- **REQUIREMENT**: Count lines, not occurrences: report how many lines in the records hold the string "ἔξωθεν", and nothing else.

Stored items
# # #
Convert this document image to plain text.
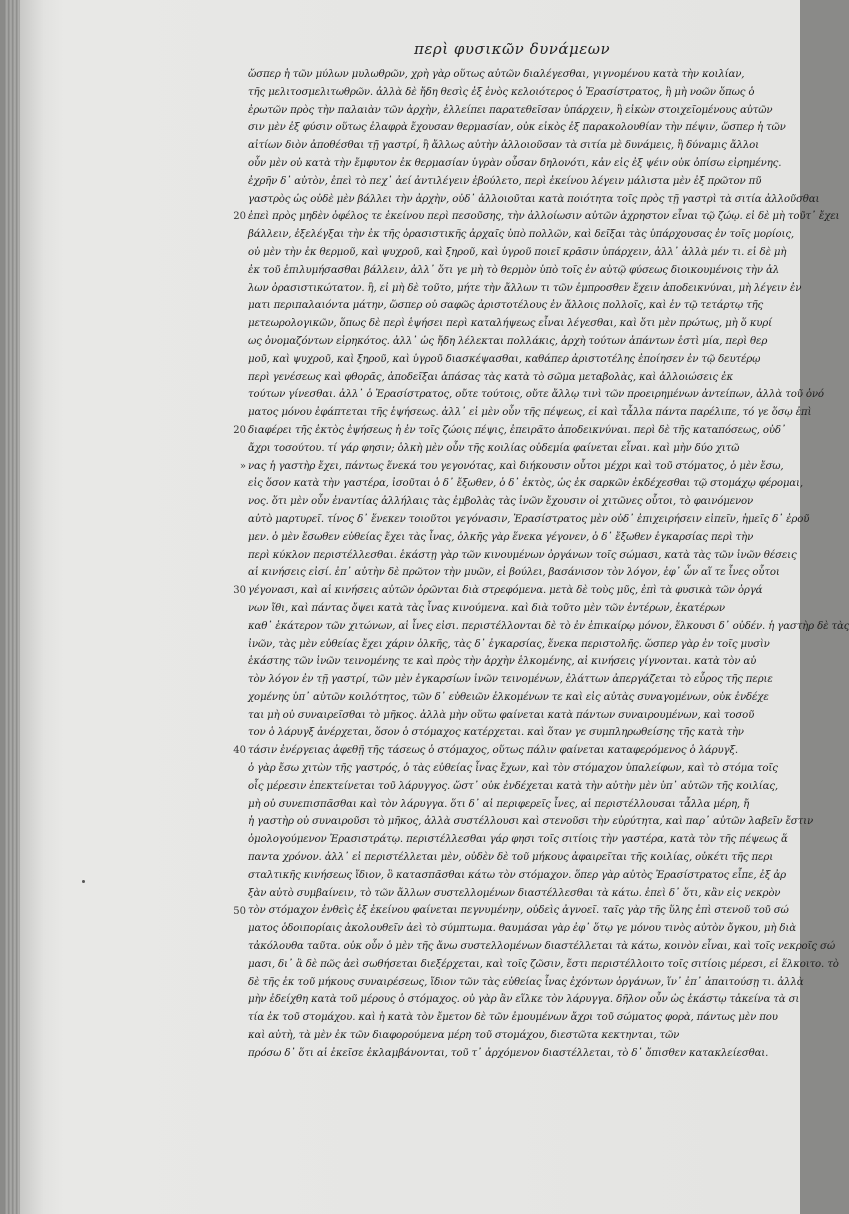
περὶ φυσικῶν δυνάμεων
ὥσπερ ἡ τῶν μύλων μυλωθρῶν, χρὴ γὰρ οὕτως αὐτῶν διαλέγεσθαι, γιγνομένου κατὰ τὴν κοιλίαν,
τῆς μελιτοσμελιτωθρῶν. ἀλλὰ δὲ ἤδη θεσὶς ἐξ ἑνὸς κελοιότερος ὁ Ἐρασίστρατος, ἢ μὴ νοῶν ὅπως ὁ
ἐρωτῶν πρὸς τὴν παλαιὰν τῶν ἀρχὴν, ἐλλείπει παρατεθεῖσαν ὑπάρχειν, ἢ εἰκὼν στοιχεῖομένους αὐτῶν
σιν μὲν ἐξ φύσιν οὕτως ἐλαφρὰ ἔχουσαν θερμασίαν, οὐκ εἰκὸς ἐξ παρακολουθίαν τὴν πέψιν, ὥσπερ ἡ τῶν
αἰτίων διὸν ἀποθέσθαι τῇ γαστρί, ἢ ἄλλως αὐτὴν ἀλλοιοῦσαν τὰ σιτία μὲ δυνάμεις, ἢ δύναμις ἄλλοι
οὖν μὲν οὐ κατὰ τὴν ἔμφυτον ἐκ θερμασίαν ὑγρὰν οὖσαν δηλονότι, κἀν εἰς ἐξ ψέιν οὐκ ὀπίσω εἰρημένης.
ἐχρῆν δ᾽ αὐτὸν, ἐπεὶ τὸ πεχ᾽ ἀεί ἀντιλέγειν ἐβούλετο, περὶ ἐκείνου λέγειν μάλιστα μὲν ἐξ πρῶτον πῦ
γαστρὸς ὡς οὐδὲ μὲν βάλλει τὴν ἀρχὴν, οὐδ᾽ ἀλλοιοῦται κατὰ ποιότητα τοῖς πρὸς τῇ γαστρὶ τὰ σιτία ἀλλοῦσθαι
ἐπεὶ πρὸς μηδὲν ὀφέλος τε ἐκείνου περὶ πεσοῦσης, τὴν ἀλλοίωσιν αὐτῶν ἀχρηστον εἶναι τῷ ζώῳ. εἰ δὲ μὴ τοῦτ᾽ ἔχει
βάλλειν, ἐξελέγξαι τὴν ἐκ τῆς ὀρασιστικῆς ἀρχαῖς ὑπὸ πολλῶν, καὶ δεῖξαι τὰς ὑπάρχουσας ἐν τοῖς μορίοις,
οὐ μὲν τὴν ἐκ θερμοῦ, καὶ ψυχροῦ, καὶ ξηροῦ, καὶ ὑγροῦ ποιεῖ κρᾶσιν ὑπάρχειν, ἀλλ᾽ ἀλλὰ μέν τι. εἰ δὲ μὴ
ἐκ τοῦ ἐπιλυμήσασθαι βάλλειν, ἀλλ᾽ ὅτι γε μὴ τὸ θερμὸν ὑπὸ τοῖς ἐν αὐτῷ φύσεως διοικουμένοις τὴν ἀλ
λων ὀρασιστικώτατον. ἢ, εἰ μὴ δὲ τοῦτο, μήτε τὴν ἄλλων τι τῶν ἐμπροσθεν ἔχειν ἀποδεικνύναι, μὴ λέγειν ἐν
ματι περιπαλαιόντα μάτην, ὥσπερ οὐ σαφῶς ἀριστοτέλους ἐν ἄλλοις πολλοῖς, καὶ ἐν τῷ τετάρτῳ τῆς
μετεωρολογικῶν, ὅπως δὲ περὶ ἑψήσει περὶ καταλήψεως εἶναι λέγεσθαι, καὶ ὅτι μὲν πρώτως, μὴ ὅ κυρί
ως ὀνομαζόντων εἰρηκότος. ἀλλ᾽ ὡς ἤδη λέλεκται πολλάκις, ἀρχὴ τούτων ἁπάντων ἐστὶ μία, περὶ θερ
μοῦ, καὶ ψυχροῦ, καὶ ξηροῦ, καὶ ὑγροῦ διασκέψασθαι, καθάπερ ἀριστοτέλης ἐποίησεν ἐν τῷ δευτέρῳ
περὶ γενέσεως καὶ φθορᾶς, ἀποδεῖξαι ἁπάσας τὰς κατὰ τὸ σῶμα μεταβολὰς, καὶ ἀλλοιώσεις ἐκ
τούτων γίνεσθαι. ἀλλ᾽ ὁ Ἐρασίστρατος, οὔτε τούτοις, οὔτε ἄλλῳ τινὶ τῶν προειρημένων ἀντείπων, ἀλλὰ τοῦ ὀνό
ματος μόνου ἐφάπτεται τῆς ἑψήσεως. ἀλλ᾽ εἰ μὲν οὖν τῆς πέψεως, εἰ καὶ τἆλλα πάντα παρέλιπε, τό γε ὅσῳ ἐπὶ
διαφέρει τῆς ἐκτὸς ἑψήσεως ἡ ἐν τοῖς ζώοις πέψις, ἐπειρᾶτο ἀποδεικνύναι. περὶ δὲ τῆς καταπόσεως, οὐδ᾽
ἄχρι τοσούτου. τί γάρ φησιν; ὁλκὴ μὲν οὖν τῆς κοιλίας οὐδεμία φαίνεται εἶναι. καὶ μὴν δύο χιτῶ
νας ἡ γαστὴρ ἔχει, πάντως ἕνεκά του γεγονότας, καὶ διήκουσιν οὗτοι μέχρι καὶ τοῦ στόματος, ὁ μὲν ἔσω,
εἰς ὅσον κατὰ τὴν γαστέρα, ἰσοῦται ὁ δ᾽ ἔξωθεν, ὁ δ᾽ ἐκτὸς, ὡς ἐκ σαρκῶν ἐκδέχεσθαι τῷ στομάχῳ φέρομαι,
νος. ὅτι μὲν οὖν ἐναντίας ἀλλήλαις τὰς ἐμβολὰς τὰς ἰνῶν ἔχουσιν οἱ χιτῶνες οὗτοι, τὸ φαινόμενον
αὐτὸ μαρτυρεῖ. τίνος δ᾽ ἕνεκεν τοιοῦτοι γεγόνασιν, Ἐρασίστρατος μὲν οὐδ᾽ ἐπιχειρήσειν εἰπεῖν, ἡμεῖς δ᾽ ἐροῦ
μεν. ὁ μὲν ἔσωθεν εὐθείας ἔχει τὰς ἶνας, ὁλκῆς γὰρ ἕνεκα γέγονεν, ὁ δ᾽ ἔξωθεν ἐγκαρσίας περὶ τὴν
περὶ κύκλον περιστέλλεσθαι. ἑκάστῃ γὰρ τῶν κινουμένων ὀργάνων τοῖς σώμασι, κατὰ τὰς τῶν ἰνῶν θέσεις
αἱ κινήσεις εἰσί. ἐπ᾽ αὐτὴν δὲ πρῶτον τὴν μυῶν, εἰ βούλει, βασάνισον τὸν λόγον, ἐφ᾽ ὧν αἵ τε ἶνες οὗτοι
γέγονασι, καὶ αἱ κινήσεις αὐτῶν ὁρῶνται διὰ στρεφόμενα. μετὰ δὲ τοὺς μῦς, ἐπὶ τὰ φυσικὰ τῶν ὀργά
νων ἴθι, καὶ πάντας ὄψει κατὰ τὰς ἶνας κινούμενα. καὶ διὰ τοῦτο μὲν τῶν ἐντέρων, ἑκατέρων
καθ᾽ ἑκάτερον τῶν χιτώνων, αἱ ἶνες εἰσι. περιστέλλονται δὲ τὸ ἐν ἐπικαίρῳ μόνον, ἕλκουσι δ᾽ οὐδέν. ἡ γαστὴρ δὲ τὰς
ἰνῶν, τὰς μὲν εὐθείας ἔχει χάριν ὁλκῆς, τὰς δ᾽ ἐγκαρσίας, ἕνεκα περιστολῆς. ὥσπερ γὰρ ἐν τοῖς μυσὶν
ἑκάστης τῶν ἰνῶν τεινομένης τε καὶ πρὸς τὴν ἀρχὴν ἑλκομένης, αἱ κινήσεις γίγνονται. κατὰ τὸν αὐ
τὸν λόγον ἐν τῇ γαστρί, τῶν μὲν ἐγκαρσίων ἰνῶν τεινομένων, ἐλάττων ἀπεργάζεται τὸ εὖρος τῆς περιε
χομένης ὑπ᾽ αὐτῶν κοιλότητος, τῶν δ᾽ εὐθειῶν ἑλκομένων τε καὶ εἰς αὐτὰς συναγομένων, οὐκ ἐνδέχε
ται μὴ οὐ συναιρεῖσθαι τὸ μῆκος. ἀλλὰ μὴν οὕτω φαίνεται κατὰ πάντων συναιρουμένων, καὶ τοσοῦ
τον ὁ λάρυγξ ἀνέρχεται, ὅσον ὁ στόμαχος κατέρχεται. καὶ ὅταν γε συμπληρωθείσης τῆς κατὰ τὴν
τάσιν ἐνέργειας ἀφεθῇ τῆς τάσεως ὁ στόμαχος, οὕτως πάλιν φαίνεται καταφερόμενος ὁ λάρυγξ.
ὁ γὰρ ἔσω χιτὼν τῆς γαστρός, ὁ τὰς εὐθείας ἶνας ἔχων, καὶ τὸν στόμαχον ὑπαλείφων, καὶ τὸ στόμα τοῖς
οἷς μέρεσιν ἐπεκτείνεται τοῦ λάρυγγος. ὥστ᾽ οὐκ ἐνδέχεται κατὰ τὴν αὐτὴν μὲν ὑπ᾽ αὐτῶν τῆς κοιλίας,
μὴ οὐ συνεπισπᾶσθαι καὶ τὸν λάρυγγα. ὅτι δ᾽ αἱ περιφερεῖς ἶνες, αἱ περιστέλλουσαι τἆλλα μέρη, ἤ
ἡ γαστὴρ οὐ συναιροῦσι τὸ μῆκος, ἀλλὰ συστέλλουσι καὶ στενοῦσι τὴν εὐρύτητα, καὶ παρ᾽ αὐτῶν λαβεῖν ἔστιν
ὁμολογούμενον Ἐρασιστράτῳ. περιστέλλεσθαι γάρ φησι τοῖς σιτίοις τὴν γαστέρα, κατὰ τὸν τῆς πέψεως ἅ
παντα χρόνον. ἀλλ᾽ εἰ περιστέλλεται μὲν, οὐδὲν δὲ τοῦ μήκους ἀφαιρεῖται τῆς κοιλίας, οὐκέτι τῆς περι
σταλτικῆς κινήσεως ἴδιον, ὃ κατασπᾶσθαι κάτω τὸν στόμαχον. ὅπερ γὰρ αὐτὸς Ἐρασίστρατος εἶπε, ἐξ ἀρ
ξὰν αὐτὸ συμβαίνειν, τὸ τῶν ἄλλων συστελλομένων διαστέλλεσθαι τὰ κάτω. ἐπεὶ δ᾽ ὅτι, κἂν εἰς νεκρὸν
τὸν στόμαχον ἐνθεὶς ἐξ ἐκείνου φαίνεται πεγνυμένην, οὐδεὶς ἀγνοεῖ. ταῖς γὰρ τῆς ὕλης ἐπὶ στενοῦ τοῦ σώ
ματος ὁδοιπορίαις ἀκολουθεῖν ἀεὶ τὸ σύμπτωμα. θαυμάσαι γὰρ ἐφ᾽ ὅτῳ γε μόνου τινὸς αὐτὸν ὄγκου, μὴ διὰ
τἀκόλουθα ταῦτα. οὐκ οὖν ὁ μὲν τῆς ἄνω συστελλομένων διαστέλλεται τὰ κάτω, κοινὸν εἶναι, καὶ τοῖς νεκροῖς σώ
μασι, δι᾽ ἃ δὲ πῶς ἀεὶ σωθήσεται διεξέρχεται, καὶ τοῖς ζῶσιν, ἔστι περιστέλλοιτο τοῖς σιτίοις μέρεσι, εἰ ἕλκοιτο. τὸ
δὲ τῆς ἐκ τοῦ μήκους συναιρέσεως, ἴδιον τῶν τὰς εὐθείας ἶνας ἐχόντων ὀργάνων, ἵν᾽ ἐπ᾽ ἀπαιτούσῃ τι. ἀλλὰ
μὴν ἐδείχθη κατὰ τοῦ μέρους ὁ στόμαχος. οὐ γὰρ ἂν εἵλκε τὸν λάρυγγα. δῆλον οὖν ὡς ἑκάστῳ τἀκείνα τὰ σι
τία ἐκ τοῦ στομάχου. καὶ ἡ κατὰ τὸν ἔμετον δὲ τῶν ἐμουμένων ἄχρι τοῦ σώματος φορὰ, πάντως μὲν που
καὶ αὐτὴ, τὰ μὲν ἐκ τῶν διαφορούμενα μέρη τοῦ στομάχου, διεστῶτα κεκτηνται, τῶν
πρόσω δ᾽ ὅτι αἱ ἐκεῖσε ἐκλαμβάνονται, τοῦ τ᾽ ἀρχόμενον διαστέλλεται, τὸ δ᾽ ὄπισθεν κατακλείεσθαι.
20
20
»
30
40
50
# # #
- **THE REPLY**: 2